*Task prompt*:
Faithfully return all lines, omitting every embedded picture.
------------------------
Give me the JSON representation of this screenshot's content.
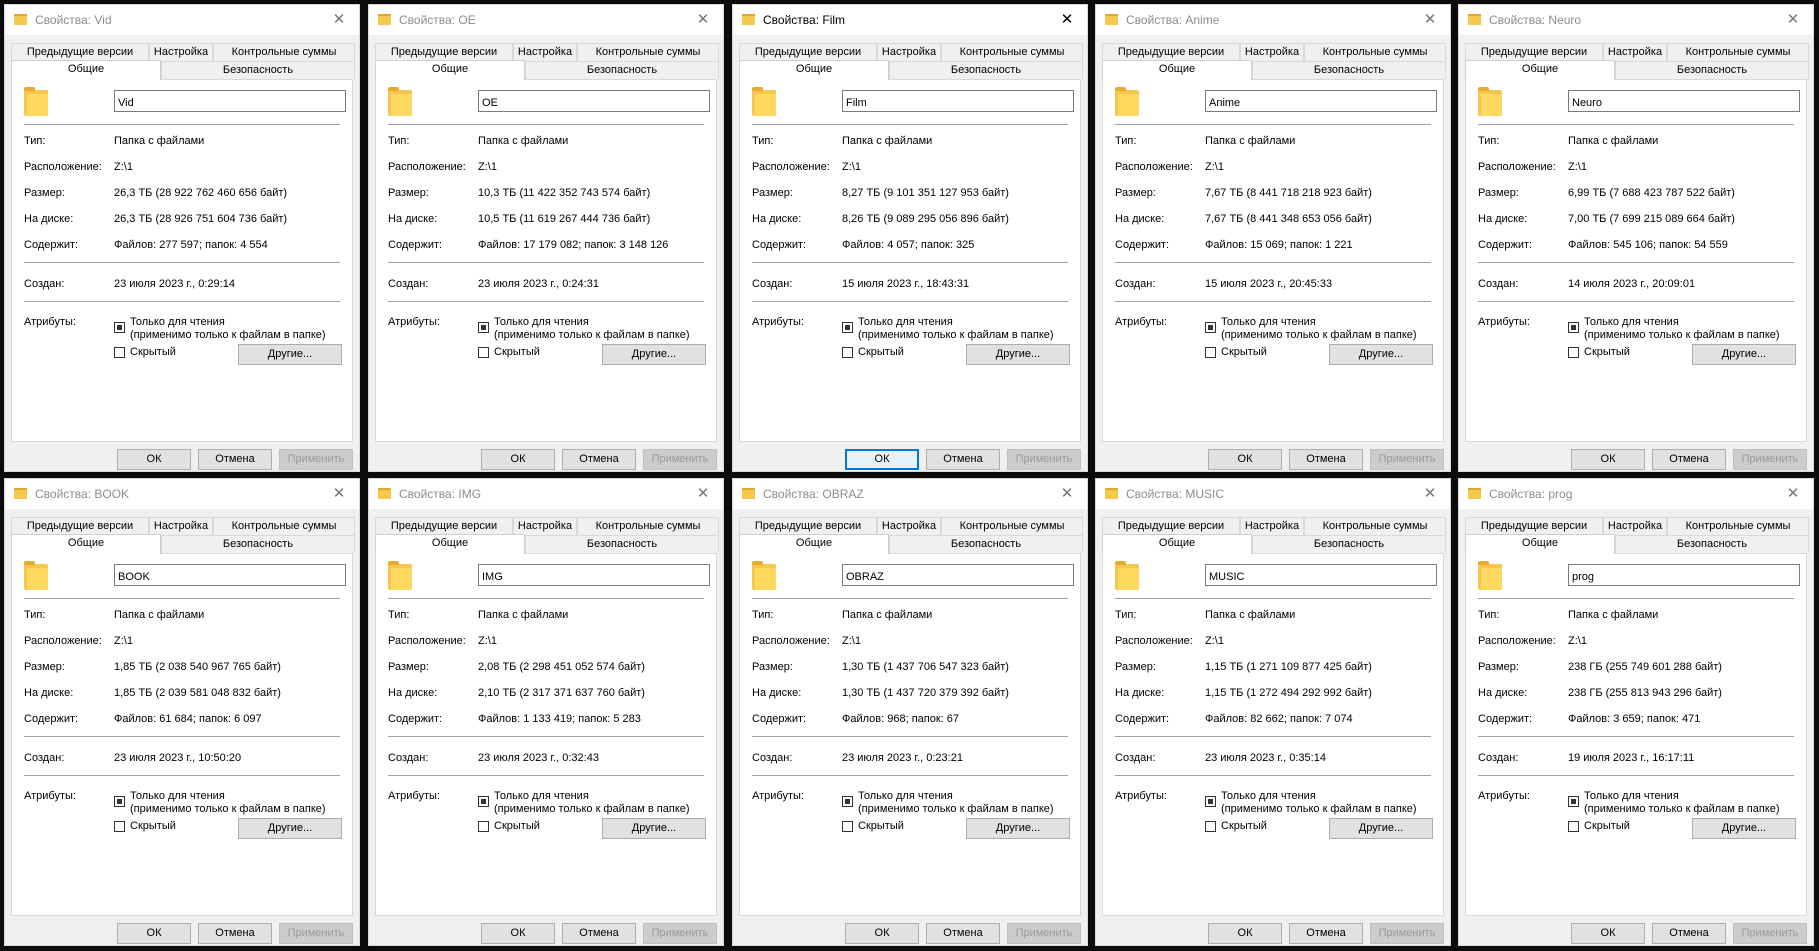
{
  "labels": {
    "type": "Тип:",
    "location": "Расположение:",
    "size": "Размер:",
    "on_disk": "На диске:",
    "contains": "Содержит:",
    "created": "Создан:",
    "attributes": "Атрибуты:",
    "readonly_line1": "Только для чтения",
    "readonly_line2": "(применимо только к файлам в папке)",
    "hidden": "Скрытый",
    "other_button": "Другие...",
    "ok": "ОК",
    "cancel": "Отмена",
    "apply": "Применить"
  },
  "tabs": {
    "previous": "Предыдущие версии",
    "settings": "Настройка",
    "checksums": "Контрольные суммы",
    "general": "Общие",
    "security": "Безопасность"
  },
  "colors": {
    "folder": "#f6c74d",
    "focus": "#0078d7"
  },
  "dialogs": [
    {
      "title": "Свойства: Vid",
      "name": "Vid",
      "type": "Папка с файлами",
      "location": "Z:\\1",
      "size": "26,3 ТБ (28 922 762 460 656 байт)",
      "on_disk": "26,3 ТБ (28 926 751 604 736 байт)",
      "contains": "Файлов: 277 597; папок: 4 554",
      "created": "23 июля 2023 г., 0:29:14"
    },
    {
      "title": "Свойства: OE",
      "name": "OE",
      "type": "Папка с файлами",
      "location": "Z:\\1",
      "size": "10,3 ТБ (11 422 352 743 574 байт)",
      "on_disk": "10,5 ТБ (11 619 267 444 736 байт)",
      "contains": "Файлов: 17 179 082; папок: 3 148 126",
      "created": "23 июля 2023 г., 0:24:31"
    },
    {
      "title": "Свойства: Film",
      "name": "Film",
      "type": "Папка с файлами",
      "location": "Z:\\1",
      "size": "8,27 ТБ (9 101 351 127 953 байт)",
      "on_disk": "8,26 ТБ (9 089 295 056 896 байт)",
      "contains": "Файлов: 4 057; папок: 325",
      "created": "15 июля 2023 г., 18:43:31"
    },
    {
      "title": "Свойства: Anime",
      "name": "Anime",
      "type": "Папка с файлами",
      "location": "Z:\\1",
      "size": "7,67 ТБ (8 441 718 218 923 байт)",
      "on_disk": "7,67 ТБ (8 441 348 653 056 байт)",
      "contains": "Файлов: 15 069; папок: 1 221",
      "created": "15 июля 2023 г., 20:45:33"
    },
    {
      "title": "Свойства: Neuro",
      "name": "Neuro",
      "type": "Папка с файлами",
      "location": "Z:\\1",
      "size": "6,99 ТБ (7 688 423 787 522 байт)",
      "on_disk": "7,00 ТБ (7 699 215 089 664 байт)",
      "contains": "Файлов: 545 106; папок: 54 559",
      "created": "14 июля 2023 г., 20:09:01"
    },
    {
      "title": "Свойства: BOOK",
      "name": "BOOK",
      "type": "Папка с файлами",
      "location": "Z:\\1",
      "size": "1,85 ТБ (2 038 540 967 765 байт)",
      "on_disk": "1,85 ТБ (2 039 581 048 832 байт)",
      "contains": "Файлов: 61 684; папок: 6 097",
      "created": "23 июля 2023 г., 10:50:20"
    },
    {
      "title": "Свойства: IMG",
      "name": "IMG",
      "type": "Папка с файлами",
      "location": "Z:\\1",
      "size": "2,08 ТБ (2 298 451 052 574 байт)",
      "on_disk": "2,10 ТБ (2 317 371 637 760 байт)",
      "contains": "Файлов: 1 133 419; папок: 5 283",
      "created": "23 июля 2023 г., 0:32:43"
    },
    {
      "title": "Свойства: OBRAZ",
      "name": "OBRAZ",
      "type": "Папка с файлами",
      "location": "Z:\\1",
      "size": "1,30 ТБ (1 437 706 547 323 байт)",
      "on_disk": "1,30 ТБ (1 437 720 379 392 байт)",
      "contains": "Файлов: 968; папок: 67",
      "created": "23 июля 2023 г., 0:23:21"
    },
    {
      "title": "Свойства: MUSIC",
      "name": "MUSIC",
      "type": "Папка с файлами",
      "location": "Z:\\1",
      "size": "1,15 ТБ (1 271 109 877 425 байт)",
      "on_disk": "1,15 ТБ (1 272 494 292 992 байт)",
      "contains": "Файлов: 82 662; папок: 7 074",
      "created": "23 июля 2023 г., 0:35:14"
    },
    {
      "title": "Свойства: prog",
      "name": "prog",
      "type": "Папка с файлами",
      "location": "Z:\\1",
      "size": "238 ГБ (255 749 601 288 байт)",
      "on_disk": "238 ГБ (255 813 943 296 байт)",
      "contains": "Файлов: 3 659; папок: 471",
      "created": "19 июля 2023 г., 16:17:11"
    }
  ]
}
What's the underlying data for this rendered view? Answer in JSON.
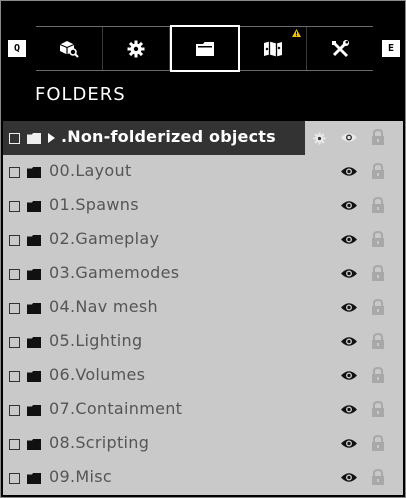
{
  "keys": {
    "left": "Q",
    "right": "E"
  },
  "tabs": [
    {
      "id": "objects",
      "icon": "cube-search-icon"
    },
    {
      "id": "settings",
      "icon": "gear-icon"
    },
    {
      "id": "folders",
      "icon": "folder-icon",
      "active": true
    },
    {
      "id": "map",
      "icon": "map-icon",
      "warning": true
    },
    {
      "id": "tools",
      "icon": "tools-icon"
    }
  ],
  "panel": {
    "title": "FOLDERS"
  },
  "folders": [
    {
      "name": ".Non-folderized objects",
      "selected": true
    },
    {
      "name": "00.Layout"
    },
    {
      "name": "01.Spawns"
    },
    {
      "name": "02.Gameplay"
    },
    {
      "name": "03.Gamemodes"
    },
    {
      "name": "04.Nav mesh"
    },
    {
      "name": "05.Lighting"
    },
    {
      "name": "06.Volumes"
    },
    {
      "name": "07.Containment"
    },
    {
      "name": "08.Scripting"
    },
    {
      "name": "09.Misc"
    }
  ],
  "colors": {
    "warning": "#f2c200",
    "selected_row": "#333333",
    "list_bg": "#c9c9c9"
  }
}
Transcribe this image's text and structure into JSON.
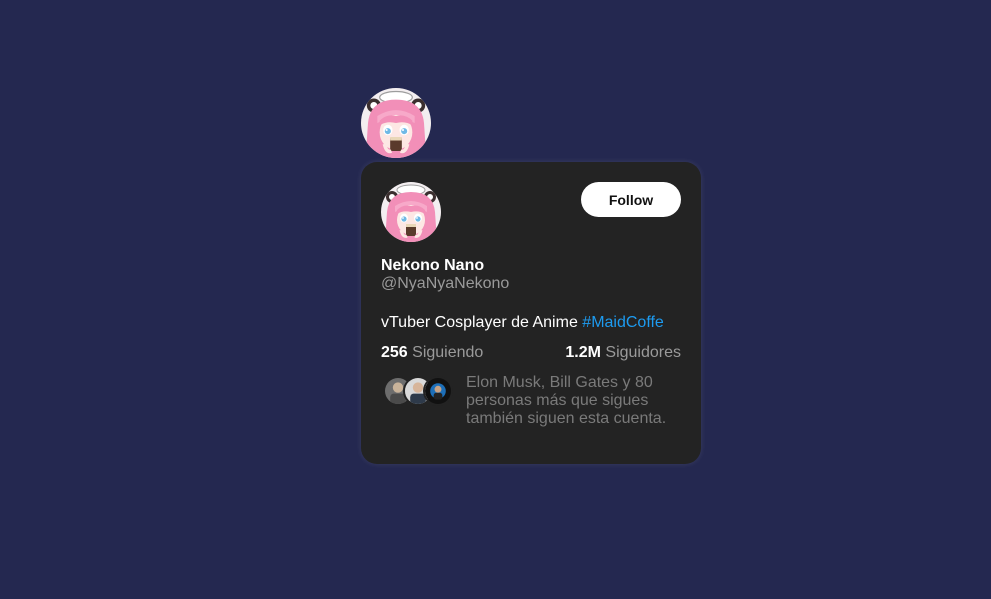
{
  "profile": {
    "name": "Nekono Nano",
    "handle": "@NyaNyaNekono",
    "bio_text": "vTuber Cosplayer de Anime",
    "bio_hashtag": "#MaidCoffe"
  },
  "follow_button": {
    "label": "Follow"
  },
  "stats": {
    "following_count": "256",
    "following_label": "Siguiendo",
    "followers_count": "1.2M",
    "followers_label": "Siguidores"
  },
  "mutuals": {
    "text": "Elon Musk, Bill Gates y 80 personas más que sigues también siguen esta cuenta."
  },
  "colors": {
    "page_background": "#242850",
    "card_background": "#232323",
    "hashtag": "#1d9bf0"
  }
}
------------------------
*Response below*:
Give me the JSON representation of this screenshot's content.
{
  "labels": {
    "type": "Тип:",
    "location": "Расположение:",
    "size": "Размер:",
    "on_disk": "На диске:",
    "contains": "Содержит:",
    "created": "Создан:",
    "attributes": "Атрибуты:",
    "readonly_line1": "Только для чтения",
    "readonly_line2": "(применимо только к файлам в папке)",
    "hidden": "Скрытый",
    "other_button": "Другие...",
    "ok": "ОК",
    "cancel": "Отмена",
    "apply": "Применить"
  },
  "tabs": {
    "previous": "Предыдущие версии",
    "settings": "Настройка",
    "checksums": "Контрольные суммы",
    "general": "Общие",
    "security": "Безопасность"
  },
  "colors": {
    "folder": "#f6c74d",
    "focus": "#0078d7"
  },
  "dialogs": [
    {
      "title": "Свойства: Vid",
      "name": "Vid",
      "type": "Папка с файлами",
      "location": "Z:\\1",
      "size": "26,3 ТБ (28 922 762 460 656 байт)",
      "on_disk": "26,3 ТБ (28 926 751 604 736 байт)",
      "contains": "Файлов: 277 597; папок: 4 554",
      "created": "23 июля 2023 г., 0:29:14"
    },
    {
      "title": "Свойства: OE",
      "name": "OE",
      "type": "Папка с файлами",
      "location": "Z:\\1",
      "size": "10,3 ТБ (11 422 352 743 574 байт)",
      "on_disk": "10,5 ТБ (11 619 267 444 736 байт)",
      "contains": "Файлов: 17 179 082; папок: 3 148 126",
      "created": "23 июля 2023 г., 0:24:31"
    },
    {
      "title": "Свойства: Film",
      "name": "Film",
      "type": "Папка с файлами",
      "location": "Z:\\1",
      "size": "8,27 ТБ (9 101 351 127 953 байт)",
      "on_disk": "8,26 ТБ (9 089 295 056 896 байт)",
      "contains": "Файлов: 4 057; папок: 325",
      "created": "15 июля 2023 г., 18:43:31"
    },
    {
      "title": "Свойства: Anime",
      "name": "Anime",
      "type": "Папка с файлами",
      "location": "Z:\\1",
      "size": "7,67 ТБ (8 441 718 218 923 байт)",
      "on_disk": "7,67 ТБ (8 441 348 653 056 байт)",
      "contains": "Файлов: 15 069; папок: 1 221",
      "created": "15 июля 2023 г., 20:45:33"
    },
    {
      "title": "Свойства: Neuro",
      "name": "Neuro",
      "type": "Папка с файлами",
      "location": "Z:\\1",
      "size": "6,99 ТБ (7 688 423 787 522 байт)",
      "on_disk": "7,00 ТБ (7 699 215 089 664 байт)",
      "contains": "Файлов: 545 106; папок: 54 559",
      "created": "14 июля 2023 г., 20:09:01"
    },
    {
      "title": "Свойства: BOOK",
      "name": "BOOK",
      "type": "Папка с файлами",
      "location": "Z:\\1",
      "size": "1,85 ТБ (2 038 540 967 765 байт)",
      "on_disk": "1,85 ТБ (2 039 581 048 832 байт)",
      "contains": "Файлов: 61 684; папок: 6 097",
      "created": "23 июля 2023 г., 10:50:20"
    },
    {
      "title": "Свойства: IMG",
      "name": "IMG",
      "type": "Папка с файлами",
      "location": "Z:\\1",
      "size": "2,08 ТБ (2 298 451 052 574 байт)",
      "on_disk": "2,10 ТБ (2 317 371 637 760 байт)",
      "contains": "Файлов: 1 133 419; папок: 5 283",
      "created": "23 июля 2023 г., 0:32:43"
    },
    {
      "title": "Свойства: OBRAZ",
      "name": "OBRAZ",
      "type": "Папка с файлами",
      "location": "Z:\\1",
      "size": "1,30 ТБ (1 437 706 547 323 байт)",
      "on_disk": "1,30 ТБ (1 437 720 379 392 байт)",
      "contains": "Файлов: 968; папок: 67",
      "created": "23 июля 2023 г., 0:23:21"
    },
    {
      "title": "Свойства: MUSIC",
      "name": "MUSIC",
      "type": "Папка с файлами",
      "location": "Z:\\1",
      "size": "1,15 ТБ (1 271 109 877 425 байт)",
      "on_disk": "1,15 ТБ (1 272 494 292 992 байт)",
      "contains": "Файлов: 82 662; папок: 7 074",
      "created": "23 июля 2023 г., 0:35:14"
    },
    {
      "title": "Свойства: prog",
      "name": "prog",
      "type": "Папка с файлами",
      "location": "Z:\\1",
      "size": "238 ГБ (255 749 601 288 байт)",
      "on_disk": "238 ГБ (255 813 943 296 байт)",
      "contains": "Файлов: 3 659; папок: 471",
      "created": "19 июля 2023 г., 16:17:11"
    }
  ]
}
What's the underlying data for this rendered view? Answer in JSON.
{
  "keys": {
    "left": "Q",
    "right": "E"
  },
  "tabs": [
    {
      "id": "objects",
      "icon": "cube-search-icon"
    },
    {
      "id": "settings",
      "icon": "gear-icon"
    },
    {
      "id": "folders",
      "icon": "folder-icon",
      "active": true
    },
    {
      "id": "map",
      "icon": "map-icon",
      "warning": true
    },
    {
      "id": "tools",
      "icon": "tools-icon"
    }
  ],
  "panel": {
    "title": "FOLDERS"
  },
  "folders": [
    {
      "name": ".Non-folderized objects",
      "selected": true
    },
    {
      "name": "00.Layout"
    },
    {
      "name": "01.Spawns"
    },
    {
      "name": "02.Gameplay"
    },
    {
      "name": "03.Gamemodes"
    },
    {
      "name": "04.Nav mesh"
    },
    {
      "name": "05.Lighting"
    },
    {
      "name": "06.Volumes"
    },
    {
      "name": "07.Containment"
    },
    {
      "name": "08.Scripting"
    },
    {
      "name": "09.Misc"
    }
  ],
  "colors": {
    "warning": "#f2c200",
    "selected_row": "#333333",
    "list_bg": "#c9c9c9"
  }
}
Transcribe this image's text and structure into JSON.
{
  "profile": {
    "name": "Nekono Nano",
    "handle": "@NyaNyaNekono",
    "bio_text": "vTuber Cosplayer de Anime",
    "bio_hashtag": "#MaidCoffe"
  },
  "follow_button": {
    "label": "Follow"
  },
  "stats": {
    "following_count": "256",
    "following_label": "Siguiendo",
    "followers_count": "1.2M",
    "followers_label": "Siguidores"
  },
  "mutuals": {
    "text": "Elon Musk, Bill Gates y 80 personas más que sigues también siguen esta cuenta."
  },
  "colors": {
    "page_background": "#242850",
    "card_background": "#232323",
    "hashtag": "#1d9bf0"
  }
}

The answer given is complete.